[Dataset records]
========

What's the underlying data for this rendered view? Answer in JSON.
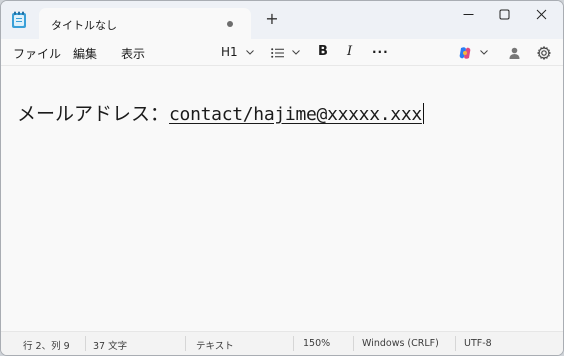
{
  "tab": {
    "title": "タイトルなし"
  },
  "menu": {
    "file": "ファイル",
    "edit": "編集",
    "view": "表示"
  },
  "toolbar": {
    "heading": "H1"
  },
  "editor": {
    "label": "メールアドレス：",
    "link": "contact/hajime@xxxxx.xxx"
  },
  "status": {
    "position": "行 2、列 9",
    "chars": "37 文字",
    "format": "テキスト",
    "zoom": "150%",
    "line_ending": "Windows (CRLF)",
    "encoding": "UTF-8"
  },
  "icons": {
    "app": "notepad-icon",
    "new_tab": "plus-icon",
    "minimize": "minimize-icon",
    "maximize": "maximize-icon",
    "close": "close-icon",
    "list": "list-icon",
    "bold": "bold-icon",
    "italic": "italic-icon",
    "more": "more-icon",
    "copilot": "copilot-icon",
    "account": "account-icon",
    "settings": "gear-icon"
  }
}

========

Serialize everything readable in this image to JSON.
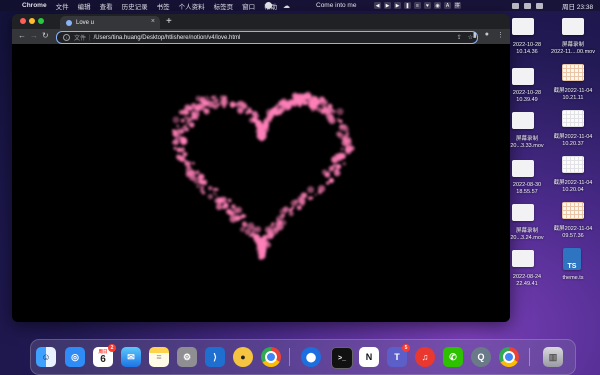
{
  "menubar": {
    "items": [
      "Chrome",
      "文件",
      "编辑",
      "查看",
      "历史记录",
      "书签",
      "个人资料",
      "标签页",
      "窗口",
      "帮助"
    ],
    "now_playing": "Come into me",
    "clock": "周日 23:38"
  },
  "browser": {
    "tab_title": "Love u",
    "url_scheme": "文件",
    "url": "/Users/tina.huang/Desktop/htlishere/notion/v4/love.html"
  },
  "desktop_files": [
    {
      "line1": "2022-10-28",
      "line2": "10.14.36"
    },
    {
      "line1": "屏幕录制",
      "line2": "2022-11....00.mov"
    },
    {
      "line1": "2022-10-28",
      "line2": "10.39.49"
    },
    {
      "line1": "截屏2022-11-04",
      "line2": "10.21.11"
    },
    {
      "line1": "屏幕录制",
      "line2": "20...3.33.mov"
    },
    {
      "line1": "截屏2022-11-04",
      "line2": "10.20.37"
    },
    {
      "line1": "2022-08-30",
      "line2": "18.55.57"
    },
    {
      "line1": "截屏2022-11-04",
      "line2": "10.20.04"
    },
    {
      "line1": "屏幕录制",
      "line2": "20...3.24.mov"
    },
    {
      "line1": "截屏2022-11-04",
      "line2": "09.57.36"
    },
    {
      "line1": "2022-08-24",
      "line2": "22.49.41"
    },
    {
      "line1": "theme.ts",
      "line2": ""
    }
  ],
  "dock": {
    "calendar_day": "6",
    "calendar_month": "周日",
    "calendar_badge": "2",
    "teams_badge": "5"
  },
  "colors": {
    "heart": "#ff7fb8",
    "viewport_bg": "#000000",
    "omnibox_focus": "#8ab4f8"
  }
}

========

Where does the word "JSON" appear in the listing? List each line that holds it.

What's the underlying data for this rendered view? Answer in JSON.
Serialize everything readable in this image to JSON.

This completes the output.